Brief: All of the data below must be repeated exactly.

Data for this exercise:
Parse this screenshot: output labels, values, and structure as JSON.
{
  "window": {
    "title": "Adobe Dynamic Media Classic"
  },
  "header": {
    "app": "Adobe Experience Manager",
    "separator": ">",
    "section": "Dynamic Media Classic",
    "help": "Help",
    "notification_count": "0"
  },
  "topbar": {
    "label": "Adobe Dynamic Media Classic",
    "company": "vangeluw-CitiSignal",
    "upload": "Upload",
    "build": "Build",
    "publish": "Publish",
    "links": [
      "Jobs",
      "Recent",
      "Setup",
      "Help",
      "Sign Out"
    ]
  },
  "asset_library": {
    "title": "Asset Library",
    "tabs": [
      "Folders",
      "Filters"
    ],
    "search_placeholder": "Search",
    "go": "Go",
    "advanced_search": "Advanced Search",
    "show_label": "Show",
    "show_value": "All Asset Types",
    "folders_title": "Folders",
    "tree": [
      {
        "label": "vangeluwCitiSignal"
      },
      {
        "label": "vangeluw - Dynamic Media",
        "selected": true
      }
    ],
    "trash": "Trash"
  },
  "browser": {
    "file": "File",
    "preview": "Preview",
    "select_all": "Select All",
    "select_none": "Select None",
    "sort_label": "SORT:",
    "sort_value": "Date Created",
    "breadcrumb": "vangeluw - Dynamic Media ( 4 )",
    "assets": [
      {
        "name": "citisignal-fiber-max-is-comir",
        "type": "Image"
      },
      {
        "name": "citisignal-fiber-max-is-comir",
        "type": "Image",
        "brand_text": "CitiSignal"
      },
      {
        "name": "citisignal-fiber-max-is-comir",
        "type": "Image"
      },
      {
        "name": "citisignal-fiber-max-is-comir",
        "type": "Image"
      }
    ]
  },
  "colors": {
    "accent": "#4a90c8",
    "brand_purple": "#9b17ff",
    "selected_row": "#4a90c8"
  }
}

Expected answer:
Parse this screenshot: output labels, values, and structure as JSON.
{
  "window": {
    "title": "Adobe Dynamic Media Classic"
  },
  "header": {
    "app": "Adobe Experience Manager",
    "separator": ">",
    "section": "Dynamic Media Classic",
    "help": "Help",
    "notification_count": "0"
  },
  "topbar": {
    "label": "Adobe Dynamic Media Classic",
    "company": "vangeluw-CitiSignal",
    "upload": "Upload",
    "build": "Build",
    "publish": "Publish",
    "links": [
      "Jobs",
      "Recent",
      "Setup",
      "Help",
      "Sign Out"
    ]
  },
  "asset_library": {
    "title": "Asset Library",
    "tabs": [
      "Folders",
      "Filters"
    ],
    "search_placeholder": "Search",
    "go": "Go",
    "advanced_search": "Advanced Search",
    "show_label": "Show",
    "show_value": "All Asset Types",
    "folders_title": "Folders",
    "tree": [
      {
        "label": "vangeluwCitiSignal"
      },
      {
        "label": "vangeluw - Dynamic Media",
        "selected": true
      }
    ],
    "trash": "Trash"
  },
  "browser": {
    "file": "File",
    "preview": "Preview",
    "select_all": "Select All",
    "select_none": "Select None",
    "sort_label": "SORT:",
    "sort_value": "Date Created",
    "breadcrumb": "vangeluw - Dynamic Media ( 4 )",
    "assets": [
      {
        "name": "citisignal-fiber-max-is-comir",
        "type": "Image"
      },
      {
        "name": "citisignal-fiber-max-is-comir",
        "type": "Image",
        "brand_text": "CitiSignal"
      },
      {
        "name": "citisignal-fiber-max-is-comir",
        "type": "Image"
      },
      {
        "name": "citisignal-fiber-max-is-comir",
        "type": "Image"
      }
    ]
  },
  "colors": {
    "accent": "#4a90c8",
    "brand_purple": "#9b17ff",
    "selected_row": "#4a90c8"
  }
}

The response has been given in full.